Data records
****

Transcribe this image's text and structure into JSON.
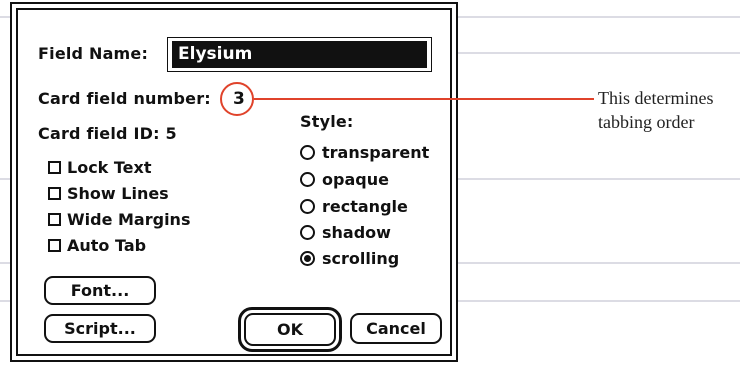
{
  "dialog": {
    "field_name_label": "Field Name:",
    "field_name_value": "Elysium",
    "card_field_number_label": "Card field number:",
    "card_field_number_value": "3",
    "card_field_id_label": "Card field ID: 5",
    "style_label": "Style:",
    "options": [
      {
        "label": "Lock Text",
        "checked": false
      },
      {
        "label": "Show Lines",
        "checked": false
      },
      {
        "label": "Wide Margins",
        "checked": false
      },
      {
        "label": "Auto Tab",
        "checked": false
      }
    ],
    "styles": [
      {
        "label": "transparent",
        "selected": false
      },
      {
        "label": "opaque",
        "selected": false
      },
      {
        "label": "rectangle",
        "selected": false
      },
      {
        "label": "shadow",
        "selected": false
      },
      {
        "label": "scrolling",
        "selected": true
      }
    ],
    "buttons": {
      "font": "Font...",
      "script": "Script...",
      "ok": "OK",
      "cancel": "Cancel"
    }
  },
  "annotation": {
    "text": "This determines tabbing order"
  },
  "colors": {
    "callout": "#e0432b",
    "dialog_border": "#111111",
    "field_highlight": "#111111"
  }
}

****

WHAT IS REQUIRED →
All the records above need to be given again word for word. Skip the pictures.

RESPONSE TO THIS TASK →
Transcribe this image's text and structure into JSON.
{
  "dialog": {
    "field_name_label": "Field Name:",
    "field_name_value": "Elysium",
    "card_field_number_label": "Card field number:",
    "card_field_number_value": "3",
    "card_field_id_label": "Card field ID: 5",
    "style_label": "Style:",
    "options": [
      {
        "label": "Lock Text",
        "checked": false
      },
      {
        "label": "Show Lines",
        "checked": false
      },
      {
        "label": "Wide Margins",
        "checked": false
      },
      {
        "label": "Auto Tab",
        "checked": false
      }
    ],
    "styles": [
      {
        "label": "transparent",
        "selected": false
      },
      {
        "label": "opaque",
        "selected": false
      },
      {
        "label": "rectangle",
        "selected": false
      },
      {
        "label": "shadow",
        "selected": false
      },
      {
        "label": "scrolling",
        "selected": true
      }
    ],
    "buttons": {
      "font": "Font...",
      "script": "Script...",
      "ok": "OK",
      "cancel": "Cancel"
    }
  },
  "annotation": {
    "text": "This determines tabbing order"
  },
  "colors": {
    "callout": "#e0432b",
    "dialog_border": "#111111",
    "field_highlight": "#111111"
  }
}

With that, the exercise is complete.